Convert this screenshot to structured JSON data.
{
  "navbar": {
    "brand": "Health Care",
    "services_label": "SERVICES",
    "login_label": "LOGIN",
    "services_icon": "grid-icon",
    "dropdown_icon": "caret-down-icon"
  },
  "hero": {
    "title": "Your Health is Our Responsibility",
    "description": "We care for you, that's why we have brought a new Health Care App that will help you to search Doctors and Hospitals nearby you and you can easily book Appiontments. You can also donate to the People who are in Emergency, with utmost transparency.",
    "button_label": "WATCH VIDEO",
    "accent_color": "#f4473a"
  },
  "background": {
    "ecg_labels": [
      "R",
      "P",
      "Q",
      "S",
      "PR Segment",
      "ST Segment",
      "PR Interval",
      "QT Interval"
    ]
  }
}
^^^^^^^^^^^^^^^^
## Required work
Pull out each record as written and restate it exactly.

## Completed exercise
Convert this screenshot to structured JSON data.
{
  "navbar": {
    "brand": "Health Care",
    "services_label": "SERVICES",
    "login_label": "LOGIN",
    "services_icon": "grid-icon",
    "dropdown_icon": "caret-down-icon"
  },
  "hero": {
    "title": "Your Health is Our Responsibility",
    "description": "We care for you, that's why we have brought a new Health Care App that will help you to search Doctors and Hospitals nearby you and you can easily book Appiontments. You can also donate to the People who are in Emergency, with utmost transparency.",
    "button_label": "WATCH VIDEO",
    "accent_color": "#f4473a"
  },
  "background": {
    "ecg_labels": [
      "R",
      "P",
      "Q",
      "S",
      "PR Segment",
      "ST Segment",
      "PR Interval",
      "QT Interval"
    ]
  }
}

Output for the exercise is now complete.